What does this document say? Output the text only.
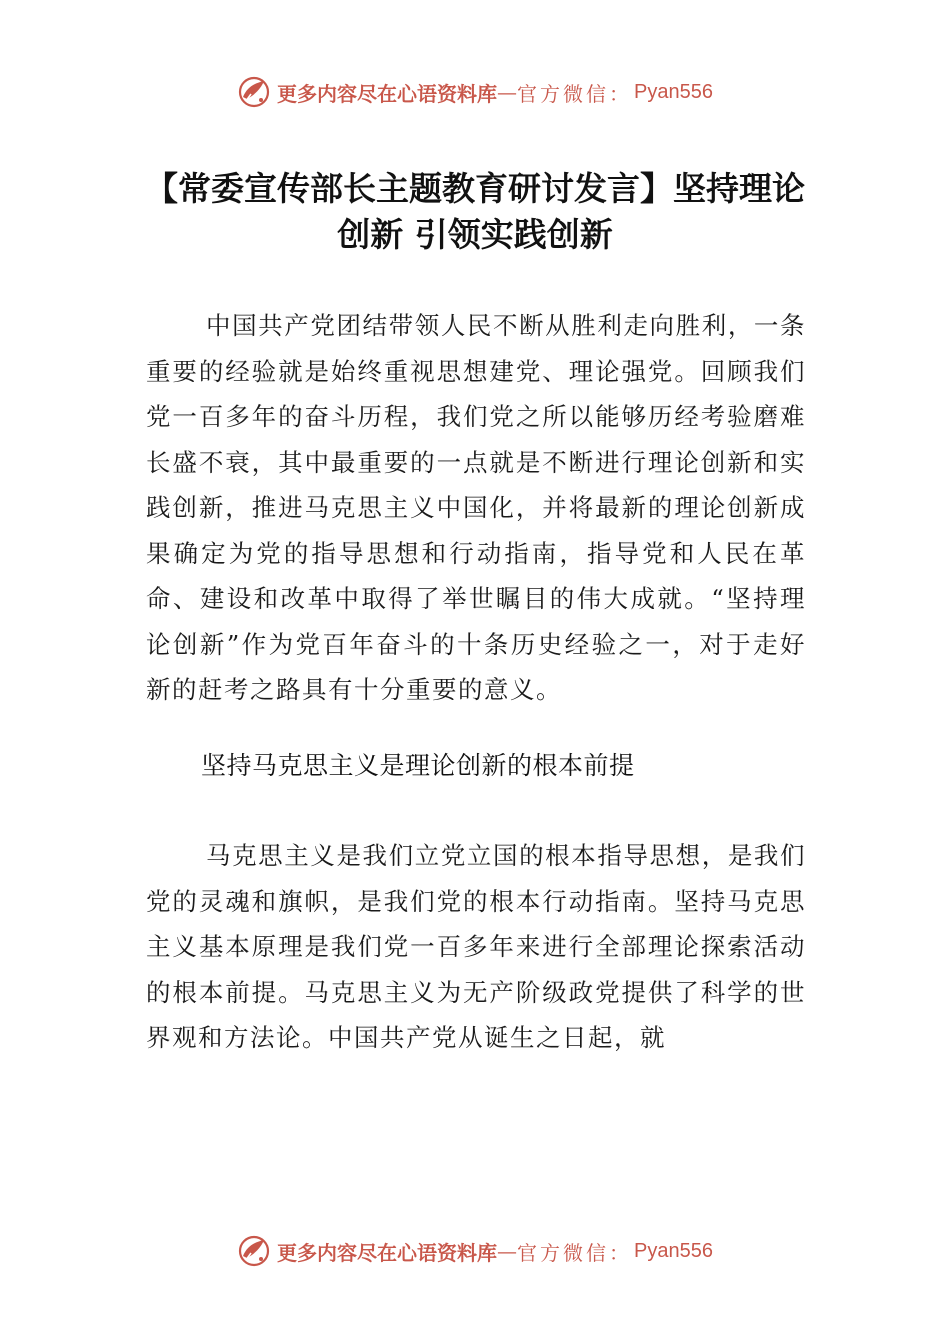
更多内容尽在心语资料库 — 官方微信： Pyan556
【常委宣传部长主题教育研讨发言】坚持理论创新 引领实践创新

中国共产党团结带领人民不断从胜利走向胜利，一条重要的经验就是始终重视思想建党、理论强党。回顾我们党一百多年的奋斗历程，我们党之所以能够历经考验磨难长盛不衰，其中最重要的一点就是不断进行理论创新和实践创新，推进马克思主义中国化，并将最新的理论创新成果确定为党的指导思想和行动指南，指导党和人民在革命、建设和改革中取得了举世瞩目的伟大成就。“坚持理论创新”作为党百年奋斗的十条历史经验之一，对于走好新的赶考之路具有十分重要的意义。

坚持马克思主义是理论创新的根本前提

马克思主义是我们立党立国的根本指导思想，是我们党的灵魂和旗帜，是我们党的根本行动指南。坚持马克思主义基本原理是我们党一百多年来进行全部理论探索活动的根本前提。马克思主义为无产阶级政党提供了科学的世界观和方法论。中国共产党从诞生之日起，就

更多内容尽在心语资料库 — 官方微信： Pyan556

*****

#### STATED PROBLEM:
Go through the entries above and print each one exactly, minus the pictures.

#### EXPECTED ANSWER:
What does this document say? Output the text only.
更多内容尽在心语资料库 — 官方微信： Pyan556
【常委宣传部长主题教育研讨发言】坚持理论创新 引领实践创新

中国共产党团结带领人民不断从胜利走向胜利，一条重要的经验就是始终重视思想建党、理论强党。回顾我们党一百多年的奋斗历程，我们党之所以能够历经考验磨难长盛不衰，其中最重要的一点就是不断进行理论创新和实践创新，推进马克思主义中国化，并将最新的理论创新成果确定为党的指导思想和行动指南，指导党和人民在革命、建设和改革中取得了举世瞩目的伟大成就。“坚持理论创新”作为党百年奋斗的十条历史经验之一，对于走好新的赶考之路具有十分重要的意义。

坚持马克思主义是理论创新的根本前提

马克思主义是我们立党立国的根本指导思想，是我们党的灵魂和旗帜，是我们党的根本行动指南。坚持马克思主义基本原理是我们党一百多年来进行全部理论探索活动的根本前提。马克思主义为无产阶级政党提供了科学的世界观和方法论。中国共产党从诞生之日起，就

更多内容尽在心语资料库 — 官方微信： Pyan556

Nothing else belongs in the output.